What you have to do: Transcribe every entry below word for word, but skip the pictures.

Provided data:
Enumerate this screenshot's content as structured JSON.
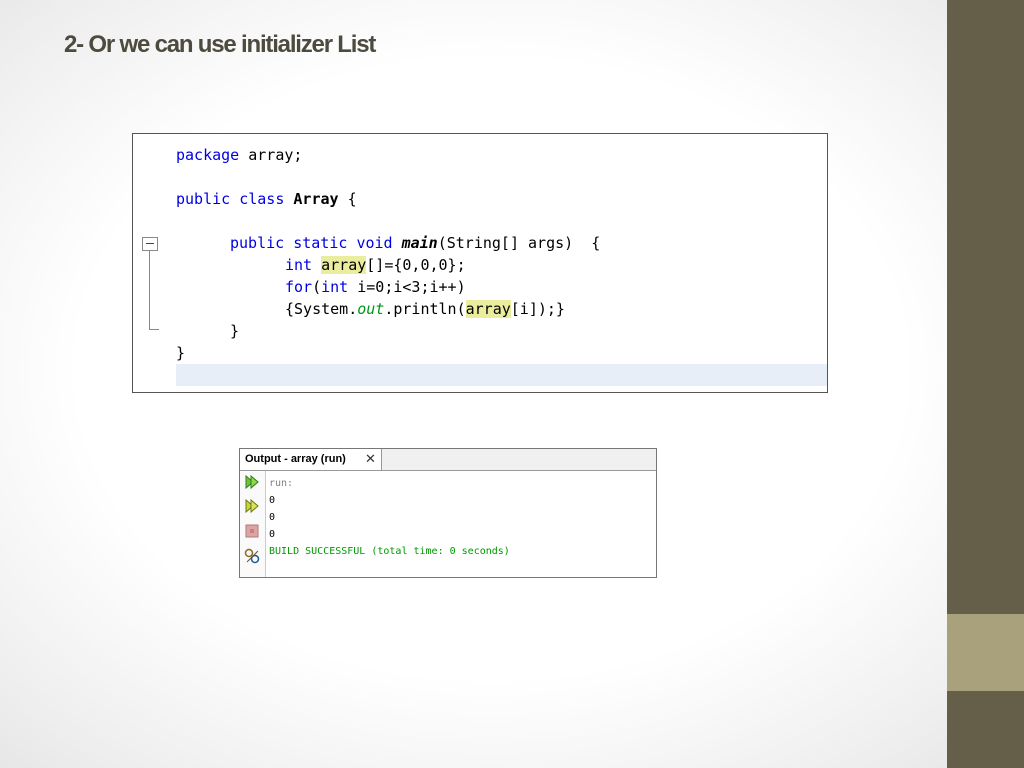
{
  "slide": {
    "title": "2- Or we can use initializer List",
    "colors": {
      "sidebar": "#655e48",
      "sidebar_accent": "#a8a17c",
      "title": "#4d4a3e"
    }
  },
  "code": {
    "line1": {
      "kw": "package",
      "rest": " array;"
    },
    "line2": {
      "kw1": "public",
      "kw2": "class",
      "name": "Array",
      "rest": " {"
    },
    "line3": {
      "kw1": "public",
      "kw2": "static",
      "kw3": "void",
      "method": "main",
      "rest": "(String[] args)  {"
    },
    "line4": {
      "kw": "int",
      "var": "array",
      "rest": "[]={0,0,0};"
    },
    "line5": {
      "kw1": "for",
      "open": "(",
      "kw2": "int",
      "rest": " i=0;i<3;i++)"
    },
    "line6": {
      "pre": "{System.",
      "field": "out",
      "mid": ".println(",
      "var": "array",
      "rest": "[i]);}"
    },
    "line7": "}",
    "line8": "}"
  },
  "output": {
    "tab_label": "Output - array (run)",
    "close_glyph": "✕",
    "lines": [
      "run:",
      "0",
      "0",
      "0",
      "BUILD SUCCESSFUL (total time: 0 seconds)"
    ],
    "colors": {
      "run": "#808080",
      "value": "#000000",
      "success": "#009900"
    },
    "icons": [
      "rerun-icon",
      "rerun-different-icon",
      "stop-icon",
      "settings-icon"
    ]
  }
}
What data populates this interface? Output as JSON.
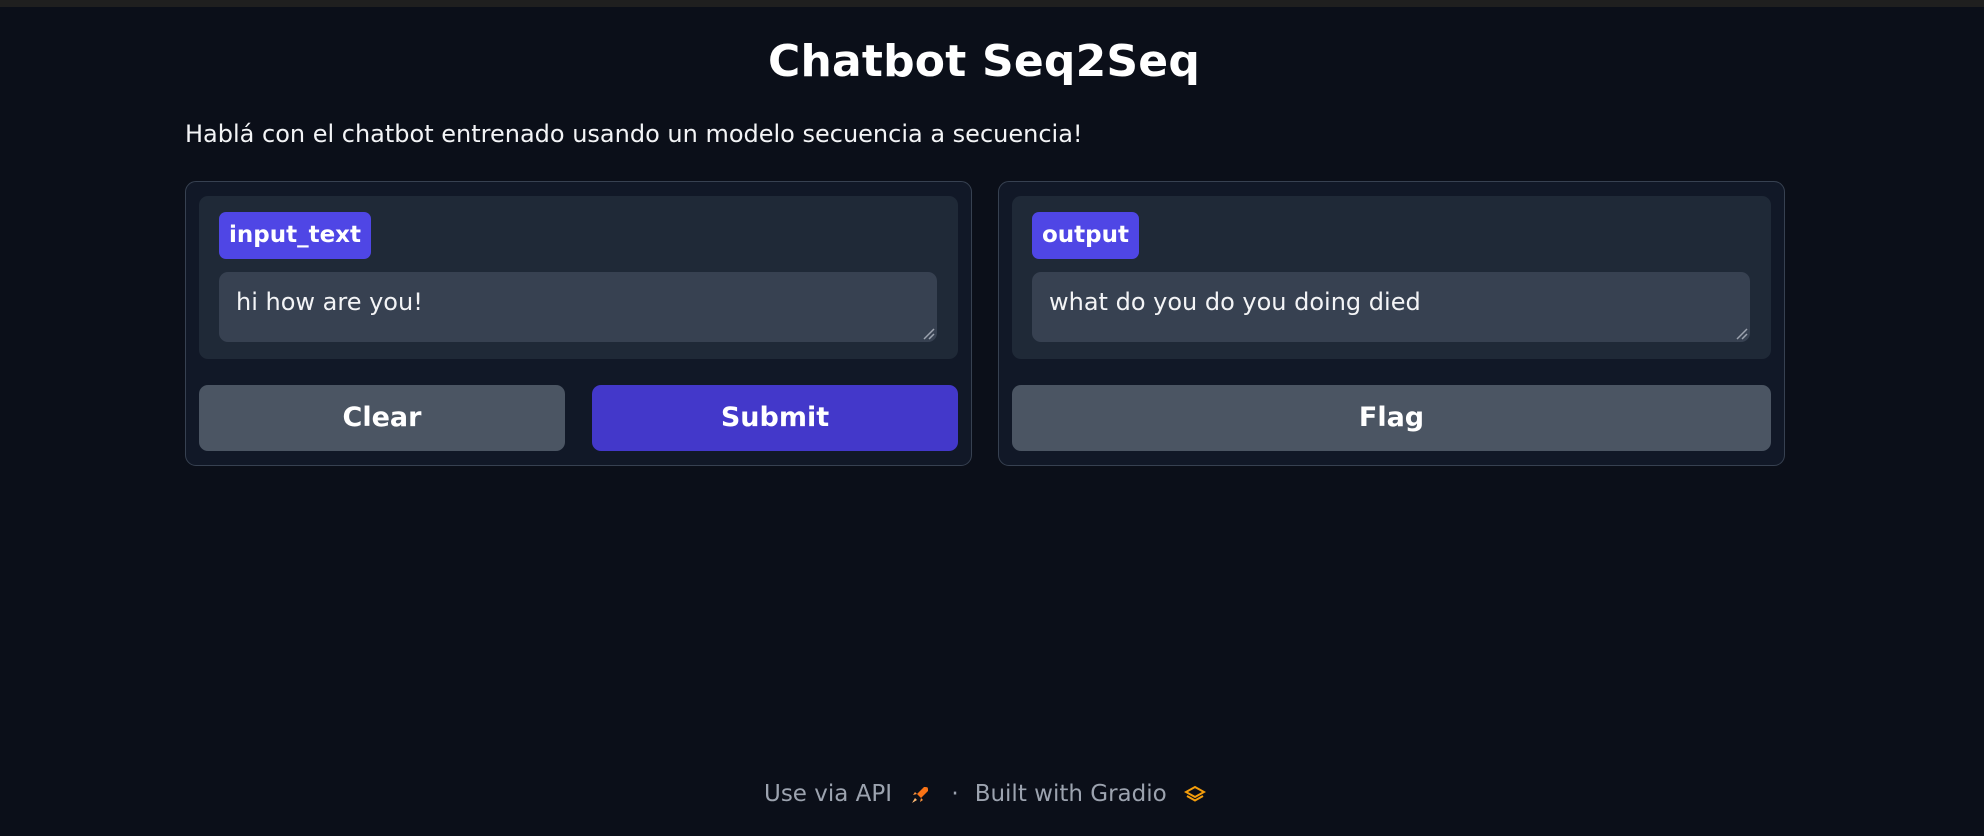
{
  "page": {
    "title": "Chatbot Seq2Seq",
    "description": "Hablá con el chatbot entrenado usando un modelo secuencia a secuencia!"
  },
  "input_panel": {
    "label": "input_text",
    "value": "hi how are you!",
    "clear_label": "Clear",
    "submit_label": "Submit"
  },
  "output_panel": {
    "label": "output",
    "value": "what do you do you doing died",
    "flag_label": "Flag"
  },
  "footer": {
    "api_label": "Use via API",
    "separator": "·",
    "built_with_label": "Built with Gradio"
  },
  "colors": {
    "background": "#0b0f19",
    "accent": "#4f46e5",
    "primary_button": "#4338ca",
    "secondary_button": "#4b5563"
  },
  "icons": {
    "api": "rocket-icon",
    "gradio": "gradio-logo-icon"
  }
}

Full output:
Enumerate this screenshot's content as structured JSON.
{
  "slide": {
    "title": "2- Or we can use initializer List",
    "colors": {
      "sidebar": "#655e48",
      "sidebar_accent": "#a8a17c",
      "title": "#4d4a3e"
    }
  },
  "code": {
    "line1": {
      "kw": "package",
      "rest": " array;"
    },
    "line2": {
      "kw1": "public",
      "kw2": "class",
      "name": "Array",
      "rest": " {"
    },
    "line3": {
      "kw1": "public",
      "kw2": "static",
      "kw3": "void",
      "method": "main",
      "rest": "(String[] args)  {"
    },
    "line4": {
      "kw": "int",
      "var": "array",
      "rest": "[]={0,0,0};"
    },
    "line5": {
      "kw1": "for",
      "open": "(",
      "kw2": "int",
      "rest": " i=0;i<3;i++)"
    },
    "line6": {
      "pre": "{System.",
      "field": "out",
      "mid": ".println(",
      "var": "array",
      "rest": "[i]);}"
    },
    "line7": "}",
    "line8": "}"
  },
  "output": {
    "tab_label": "Output - array (run)",
    "close_glyph": "✕",
    "lines": [
      "run:",
      "0",
      "0",
      "0",
      "BUILD SUCCESSFUL (total time: 0 seconds)"
    ],
    "colors": {
      "run": "#808080",
      "value": "#000000",
      "success": "#009900"
    },
    "icons": [
      "rerun-icon",
      "rerun-different-icon",
      "stop-icon",
      "settings-icon"
    ]
  }
}
What data populates this interface? Output as JSON.
{
  "page": {
    "title": "Chatbot Seq2Seq",
    "description": "Hablá con el chatbot entrenado usando un modelo secuencia a secuencia!"
  },
  "input_panel": {
    "label": "input_text",
    "value": "hi how are you!",
    "clear_label": "Clear",
    "submit_label": "Submit"
  },
  "output_panel": {
    "label": "output",
    "value": "what do you do you doing died",
    "flag_label": "Flag"
  },
  "footer": {
    "api_label": "Use via API",
    "separator": "·",
    "built_with_label": "Built with Gradio"
  },
  "colors": {
    "background": "#0b0f19",
    "accent": "#4f46e5",
    "primary_button": "#4338ca",
    "secondary_button": "#4b5563"
  },
  "icons": {
    "api": "rocket-icon",
    "gradio": "gradio-logo-icon"
  }
}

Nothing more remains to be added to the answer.